**Texte sélectionné**
------------------------------------

Derniers articles publiés

Espionnage : l’Allemagne aurait-elle trahi l’UE ?

Revue de presse 30.04.2015

Après des révélations dans la presse, le gouvernement d’Angela Merkel se trouve au cœur d’une véritable tempête politico-médiatique : les services secrets allemands auraient espionné non seulement des entreprises européennes, mais aussi et surtout des dirigeants français et européens pour le compte des Etats-Unis.

Angela Merkel

C’est un véritable scandale à Berlin : Le Monde explique que les services secrets allemands, accusés il y a quelques jours d’avoir surveillé pour les Etats-Unis des entreprises européennes, ne se seraient pas arrêtés là et auraient également espionné "des officiels français et européens pour le compte de la NSA". Ainsi, le palais de l’Elysée, le ministère des Affaires étrangères et la Commission européenne auraient été mis sur écoute par les services de renseignements allemands, le BND (Bundesnachrichtendienst).

C’est du moins ce qu’a révélé le journal allemand Die Süddeutsche Zeitung hier soir sur son site internet.

Selon le quotidien, cette affaire d'espionnage - qui a débuté en 2008 - est  certes industrielle, mais L’Express insiste sur le fait que "le cœur [du problème] est l'espionnage politique des voisins européens et des institutions de l'Union européenne".

Les Echos rapportent que le gouvernement allemand dément avoir participé à l’espionnage de la France. Le ministère de l’Intérieur a d’ailleurs déclaré qu’il ne disposait pas "d’informations concernant un prétendu espionnage économique par la NSA ou d’autres services américains dans d’autres pays".

------------------------------------

**Données extraites**
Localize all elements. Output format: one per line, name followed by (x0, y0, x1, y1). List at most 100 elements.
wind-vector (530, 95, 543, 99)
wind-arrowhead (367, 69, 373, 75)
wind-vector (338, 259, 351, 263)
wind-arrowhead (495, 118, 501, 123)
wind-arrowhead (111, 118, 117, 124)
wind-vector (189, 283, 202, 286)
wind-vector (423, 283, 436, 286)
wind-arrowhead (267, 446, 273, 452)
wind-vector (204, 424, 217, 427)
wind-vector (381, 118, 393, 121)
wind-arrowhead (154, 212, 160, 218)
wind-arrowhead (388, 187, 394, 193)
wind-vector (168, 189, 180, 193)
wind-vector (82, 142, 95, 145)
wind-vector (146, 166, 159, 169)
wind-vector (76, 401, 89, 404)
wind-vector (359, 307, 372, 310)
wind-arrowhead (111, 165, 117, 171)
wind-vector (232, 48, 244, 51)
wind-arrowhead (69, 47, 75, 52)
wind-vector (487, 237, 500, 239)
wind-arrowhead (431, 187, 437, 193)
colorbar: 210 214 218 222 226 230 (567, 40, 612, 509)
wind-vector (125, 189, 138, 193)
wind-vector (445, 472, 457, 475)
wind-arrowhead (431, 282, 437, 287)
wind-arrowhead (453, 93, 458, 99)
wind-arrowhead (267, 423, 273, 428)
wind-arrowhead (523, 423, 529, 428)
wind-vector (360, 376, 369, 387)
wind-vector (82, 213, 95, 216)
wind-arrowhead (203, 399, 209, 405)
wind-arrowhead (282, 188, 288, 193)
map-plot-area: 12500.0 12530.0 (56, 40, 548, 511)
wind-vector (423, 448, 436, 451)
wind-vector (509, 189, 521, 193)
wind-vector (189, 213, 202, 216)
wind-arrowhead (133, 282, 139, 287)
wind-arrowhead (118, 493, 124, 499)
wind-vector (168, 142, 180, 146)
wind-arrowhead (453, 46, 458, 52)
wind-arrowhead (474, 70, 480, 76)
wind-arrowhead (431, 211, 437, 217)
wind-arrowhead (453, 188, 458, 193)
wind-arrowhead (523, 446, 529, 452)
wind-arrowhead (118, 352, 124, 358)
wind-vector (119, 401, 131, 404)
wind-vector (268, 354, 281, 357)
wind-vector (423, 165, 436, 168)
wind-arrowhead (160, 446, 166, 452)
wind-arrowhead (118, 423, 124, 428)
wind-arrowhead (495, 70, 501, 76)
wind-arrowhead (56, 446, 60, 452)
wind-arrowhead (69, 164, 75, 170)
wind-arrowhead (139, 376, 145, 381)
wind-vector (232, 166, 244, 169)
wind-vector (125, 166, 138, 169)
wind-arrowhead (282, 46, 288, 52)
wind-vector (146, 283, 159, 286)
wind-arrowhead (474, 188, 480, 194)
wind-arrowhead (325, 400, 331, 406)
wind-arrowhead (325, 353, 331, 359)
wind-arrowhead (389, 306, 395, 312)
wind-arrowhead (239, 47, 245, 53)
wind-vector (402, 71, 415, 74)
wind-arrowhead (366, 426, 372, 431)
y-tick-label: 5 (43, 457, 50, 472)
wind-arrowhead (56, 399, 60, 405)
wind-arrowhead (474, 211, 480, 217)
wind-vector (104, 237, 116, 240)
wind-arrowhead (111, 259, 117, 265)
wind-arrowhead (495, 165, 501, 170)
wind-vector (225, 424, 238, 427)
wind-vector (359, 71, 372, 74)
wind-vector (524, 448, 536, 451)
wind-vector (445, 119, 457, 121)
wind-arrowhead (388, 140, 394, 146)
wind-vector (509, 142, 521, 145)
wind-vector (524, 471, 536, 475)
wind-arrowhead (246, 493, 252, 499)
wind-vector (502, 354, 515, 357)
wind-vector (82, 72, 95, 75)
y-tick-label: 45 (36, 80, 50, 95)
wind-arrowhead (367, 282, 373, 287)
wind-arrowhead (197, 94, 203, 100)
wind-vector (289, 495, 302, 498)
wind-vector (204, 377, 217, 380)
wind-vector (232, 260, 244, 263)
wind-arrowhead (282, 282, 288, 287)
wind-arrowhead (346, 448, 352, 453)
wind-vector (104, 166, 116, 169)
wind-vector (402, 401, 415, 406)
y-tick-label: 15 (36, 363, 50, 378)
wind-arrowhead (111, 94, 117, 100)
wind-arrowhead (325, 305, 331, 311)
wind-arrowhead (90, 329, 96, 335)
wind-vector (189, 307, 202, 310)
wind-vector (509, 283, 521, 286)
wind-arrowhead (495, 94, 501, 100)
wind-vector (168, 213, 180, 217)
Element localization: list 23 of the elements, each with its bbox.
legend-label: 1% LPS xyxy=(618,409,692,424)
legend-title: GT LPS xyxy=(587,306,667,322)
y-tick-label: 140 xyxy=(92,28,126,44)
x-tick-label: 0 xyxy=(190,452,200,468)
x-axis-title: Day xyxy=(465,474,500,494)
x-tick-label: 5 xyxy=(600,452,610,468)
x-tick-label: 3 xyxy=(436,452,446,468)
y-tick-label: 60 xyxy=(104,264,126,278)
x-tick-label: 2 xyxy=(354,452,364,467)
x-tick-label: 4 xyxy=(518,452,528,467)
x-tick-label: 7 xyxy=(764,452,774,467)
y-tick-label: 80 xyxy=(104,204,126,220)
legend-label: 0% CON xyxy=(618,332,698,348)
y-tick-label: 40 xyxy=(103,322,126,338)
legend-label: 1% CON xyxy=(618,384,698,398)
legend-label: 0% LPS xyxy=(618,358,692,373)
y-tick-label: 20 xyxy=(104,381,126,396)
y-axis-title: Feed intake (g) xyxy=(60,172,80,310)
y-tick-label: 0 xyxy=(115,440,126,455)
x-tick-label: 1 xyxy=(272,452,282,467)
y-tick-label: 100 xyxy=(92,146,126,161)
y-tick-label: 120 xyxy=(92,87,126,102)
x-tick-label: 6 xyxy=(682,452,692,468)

------------------------------------

**Exercice A**
Recopiez le passage de l'article sur l'espionnage allemand qui s'ouvre sur les mots contenant « Espionnage : l’Allemagne » et se clôt sur « compte des Etats-Unis. ».
**Exercice B**
Pouvez-vous réduire à une courte liste le paragraphe de l'article sur l'espionnage allemand qui commence par « C’est un véritable scandale à Berlin », en conservant ses faits principaux ?
**Exercice C**
Reprenez l'article sur l'espionnage allemand après sa dernière phrase et poursuivez sa rédaction.
Les données n'ont aucun rapport avec l'article sur l'espionnage allemand.

**Corrigé A**
Espionnage : l’Allemagne aurait-elle trahi l’UE ?

Revue de presse 30.04.2015

Après des révélations dans la presse, le gouvernement d’Angela Merkel se trouve au cœur d’une véritable tempête politico-médiatique : les services secrets allemands auraient espionné non seulement des entreprises européennes, mais aussi et surtout des dirigeants français et européens pour le compte des Etats-Unis.

**Corrigé B**
- Le scandale éclate à Berlin, d'après Le Monde.
- Les services secrets allemands étaient déjà accusés d'avoir surveillé des entreprises européennes pour les États-Unis.
- Ils auraient aussi espionné des officiels français et européens pour le compte de la NSA.
- Le palais de l'Élysée, le ministère des Affaires étrangères et la Commission européenne auraient été mis sur écoute par le BND (Bundesnachrichtendienst).

**Corrigé C**
C’est une affaire bien embarrassante pour le gouvernement allemand, et les médias outre-Rhin (notamment les journaux Spiegel et Bild) estiment que ce démenti n’est qu’un mensonge éhonté.

En effet, Thomas de Maizière, l’actuel ministre de l’Intérieur, était à l’époque chef de la Chancellerie, l’administration qui rassemble tous les services de la Chancellerie. Sa mission étant de coordonner le travail des différents ministères et de gérer le Service fédéral de renseignement, il semble peu probable que M. de Maizière n’ait pas été au courant de ces écoutes.

Ce dernier tente d’esquiver en rappelant le caractère confidentiel du dossier, et refuse à ce titre de s’exprimer publiquement sur le sujet.

En outre, ajoutent Les Echos, "en mars dernier, le BND aurait tenté d’alerter la chancellerie des dérives de sa coopération avec la NSA".

Le jugement d’Euronews est en tout cas sans appel : "dans le dossier des écoutes de la NSA, personne n’est ni tout noir ni tout blanc".

La presse française ne se prive pas d’ironiser sur la situation : la chancelière allemande Angela Merkel s’était offusquée en 2013, après les révélations d’Edward Snowden sur le système de surveillance internationale de la NSA, que son pays ait été la cible de l’espionnage américain. Elle avait même déclarée : "L’espionnage entre amis, cela ne va pas du tout".

Les Echos rétorquent qu’"espionner la France, une proche amie de l’Allemagne s’il en est […] au service de son ami américain n’est pas non plus du meilleur goût".